WHAT YOU SHOULD DO:
Establish how many lines in the material include the string "Daily" and report it as a lone number.

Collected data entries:
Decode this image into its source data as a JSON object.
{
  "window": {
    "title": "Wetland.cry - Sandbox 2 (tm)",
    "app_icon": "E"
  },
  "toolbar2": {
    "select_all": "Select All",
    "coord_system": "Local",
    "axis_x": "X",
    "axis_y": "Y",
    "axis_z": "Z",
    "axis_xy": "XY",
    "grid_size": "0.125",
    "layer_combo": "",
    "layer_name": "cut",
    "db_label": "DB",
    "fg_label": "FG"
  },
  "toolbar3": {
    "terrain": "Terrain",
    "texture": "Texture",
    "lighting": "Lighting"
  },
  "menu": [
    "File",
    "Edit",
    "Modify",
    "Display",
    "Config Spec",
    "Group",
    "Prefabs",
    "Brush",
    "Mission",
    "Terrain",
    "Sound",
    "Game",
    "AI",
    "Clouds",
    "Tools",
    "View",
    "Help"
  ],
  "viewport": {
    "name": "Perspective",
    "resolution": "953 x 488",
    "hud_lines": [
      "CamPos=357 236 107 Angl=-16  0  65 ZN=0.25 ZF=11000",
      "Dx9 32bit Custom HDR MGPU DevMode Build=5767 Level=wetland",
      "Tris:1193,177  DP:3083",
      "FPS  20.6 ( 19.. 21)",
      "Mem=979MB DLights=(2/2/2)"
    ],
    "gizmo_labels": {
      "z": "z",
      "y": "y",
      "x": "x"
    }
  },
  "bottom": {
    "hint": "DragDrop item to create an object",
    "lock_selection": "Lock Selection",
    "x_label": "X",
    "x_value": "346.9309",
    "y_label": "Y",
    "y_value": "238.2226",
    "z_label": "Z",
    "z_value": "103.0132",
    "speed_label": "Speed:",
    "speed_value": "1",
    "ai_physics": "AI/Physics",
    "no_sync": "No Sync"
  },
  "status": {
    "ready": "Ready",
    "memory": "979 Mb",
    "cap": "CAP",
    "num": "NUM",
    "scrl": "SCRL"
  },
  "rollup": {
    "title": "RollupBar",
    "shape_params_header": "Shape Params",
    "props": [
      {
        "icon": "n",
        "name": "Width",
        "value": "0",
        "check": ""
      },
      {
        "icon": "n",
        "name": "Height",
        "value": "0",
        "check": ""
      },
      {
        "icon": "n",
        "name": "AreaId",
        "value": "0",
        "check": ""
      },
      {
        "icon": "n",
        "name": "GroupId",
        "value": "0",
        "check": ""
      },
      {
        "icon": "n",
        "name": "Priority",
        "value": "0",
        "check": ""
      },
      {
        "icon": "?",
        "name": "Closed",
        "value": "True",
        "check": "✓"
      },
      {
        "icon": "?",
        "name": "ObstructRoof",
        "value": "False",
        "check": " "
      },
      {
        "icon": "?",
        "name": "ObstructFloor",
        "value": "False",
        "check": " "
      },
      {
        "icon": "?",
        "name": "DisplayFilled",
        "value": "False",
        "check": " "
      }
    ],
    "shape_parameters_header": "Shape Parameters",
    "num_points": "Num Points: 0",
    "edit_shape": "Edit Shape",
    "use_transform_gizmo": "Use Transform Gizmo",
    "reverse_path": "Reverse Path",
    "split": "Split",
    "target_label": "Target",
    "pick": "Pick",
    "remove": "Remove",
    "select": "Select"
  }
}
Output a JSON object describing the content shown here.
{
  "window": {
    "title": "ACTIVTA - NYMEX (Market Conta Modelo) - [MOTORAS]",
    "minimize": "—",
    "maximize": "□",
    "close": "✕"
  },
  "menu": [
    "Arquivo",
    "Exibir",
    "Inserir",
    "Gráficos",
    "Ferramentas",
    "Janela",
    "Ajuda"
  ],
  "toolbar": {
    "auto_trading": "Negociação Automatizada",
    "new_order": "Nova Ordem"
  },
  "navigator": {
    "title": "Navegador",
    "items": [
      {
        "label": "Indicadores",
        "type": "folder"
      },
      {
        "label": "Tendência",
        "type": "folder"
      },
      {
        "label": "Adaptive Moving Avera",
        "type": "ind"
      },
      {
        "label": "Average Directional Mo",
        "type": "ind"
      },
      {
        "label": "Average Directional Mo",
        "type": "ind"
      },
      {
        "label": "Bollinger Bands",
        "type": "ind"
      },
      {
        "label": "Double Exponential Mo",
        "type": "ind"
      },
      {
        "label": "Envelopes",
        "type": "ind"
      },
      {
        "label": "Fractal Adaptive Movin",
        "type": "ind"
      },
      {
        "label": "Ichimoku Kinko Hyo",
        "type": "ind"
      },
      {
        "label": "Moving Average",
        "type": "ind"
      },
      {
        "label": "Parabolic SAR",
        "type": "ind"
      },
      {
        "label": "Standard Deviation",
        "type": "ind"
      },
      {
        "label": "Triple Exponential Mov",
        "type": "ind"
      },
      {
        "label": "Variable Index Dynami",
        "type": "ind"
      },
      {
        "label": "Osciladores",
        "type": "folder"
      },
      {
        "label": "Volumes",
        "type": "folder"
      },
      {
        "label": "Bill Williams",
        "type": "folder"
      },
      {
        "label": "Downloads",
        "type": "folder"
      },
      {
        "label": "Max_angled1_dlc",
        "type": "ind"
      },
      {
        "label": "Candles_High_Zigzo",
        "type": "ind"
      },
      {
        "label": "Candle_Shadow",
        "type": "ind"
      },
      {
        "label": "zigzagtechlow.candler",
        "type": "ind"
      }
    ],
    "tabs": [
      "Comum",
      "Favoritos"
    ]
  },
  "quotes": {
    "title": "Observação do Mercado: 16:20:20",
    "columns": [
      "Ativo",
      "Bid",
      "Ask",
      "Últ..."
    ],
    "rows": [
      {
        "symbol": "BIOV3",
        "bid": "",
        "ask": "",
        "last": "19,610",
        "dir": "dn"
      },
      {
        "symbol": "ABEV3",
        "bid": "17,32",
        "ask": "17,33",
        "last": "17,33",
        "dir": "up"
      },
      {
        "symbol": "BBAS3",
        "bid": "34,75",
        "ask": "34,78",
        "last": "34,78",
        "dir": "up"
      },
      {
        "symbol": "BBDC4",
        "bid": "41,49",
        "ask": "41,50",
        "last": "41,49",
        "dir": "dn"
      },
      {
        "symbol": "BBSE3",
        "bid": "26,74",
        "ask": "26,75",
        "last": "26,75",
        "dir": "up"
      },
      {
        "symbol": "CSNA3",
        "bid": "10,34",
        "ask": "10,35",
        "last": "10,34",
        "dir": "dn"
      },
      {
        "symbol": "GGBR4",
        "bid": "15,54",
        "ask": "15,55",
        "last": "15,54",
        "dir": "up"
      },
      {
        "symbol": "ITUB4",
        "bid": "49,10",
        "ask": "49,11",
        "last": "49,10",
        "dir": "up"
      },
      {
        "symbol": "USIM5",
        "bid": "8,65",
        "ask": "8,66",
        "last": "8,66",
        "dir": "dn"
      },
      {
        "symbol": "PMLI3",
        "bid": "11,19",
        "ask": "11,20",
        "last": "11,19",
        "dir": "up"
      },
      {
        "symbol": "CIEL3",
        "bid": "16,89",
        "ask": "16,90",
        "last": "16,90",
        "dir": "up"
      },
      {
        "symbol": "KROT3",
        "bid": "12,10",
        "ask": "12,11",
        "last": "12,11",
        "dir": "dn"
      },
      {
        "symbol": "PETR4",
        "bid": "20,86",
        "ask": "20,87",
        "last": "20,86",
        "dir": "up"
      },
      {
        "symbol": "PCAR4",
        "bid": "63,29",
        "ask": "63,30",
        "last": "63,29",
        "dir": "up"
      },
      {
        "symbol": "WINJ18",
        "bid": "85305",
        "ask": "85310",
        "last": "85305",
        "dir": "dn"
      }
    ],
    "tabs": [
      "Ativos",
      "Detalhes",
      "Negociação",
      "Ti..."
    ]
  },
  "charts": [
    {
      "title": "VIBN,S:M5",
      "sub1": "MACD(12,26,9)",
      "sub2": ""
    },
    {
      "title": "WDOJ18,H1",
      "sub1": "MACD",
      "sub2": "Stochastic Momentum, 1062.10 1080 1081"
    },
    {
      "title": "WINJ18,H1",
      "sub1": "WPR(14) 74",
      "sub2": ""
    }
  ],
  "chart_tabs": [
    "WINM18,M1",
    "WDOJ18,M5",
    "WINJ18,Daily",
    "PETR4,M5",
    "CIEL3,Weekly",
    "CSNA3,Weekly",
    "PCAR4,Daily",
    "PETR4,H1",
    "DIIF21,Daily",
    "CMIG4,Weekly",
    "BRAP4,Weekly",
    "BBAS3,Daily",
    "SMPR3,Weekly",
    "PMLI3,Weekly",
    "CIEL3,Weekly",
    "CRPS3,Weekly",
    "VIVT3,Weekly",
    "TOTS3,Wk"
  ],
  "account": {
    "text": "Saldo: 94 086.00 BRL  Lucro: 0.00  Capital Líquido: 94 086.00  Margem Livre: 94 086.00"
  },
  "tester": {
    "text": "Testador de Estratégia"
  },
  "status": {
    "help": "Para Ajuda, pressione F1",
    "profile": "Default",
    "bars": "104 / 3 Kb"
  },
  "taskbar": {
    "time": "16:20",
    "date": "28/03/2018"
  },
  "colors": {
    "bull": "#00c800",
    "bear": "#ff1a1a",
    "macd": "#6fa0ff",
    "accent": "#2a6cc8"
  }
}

ANSWER IN FULL:
4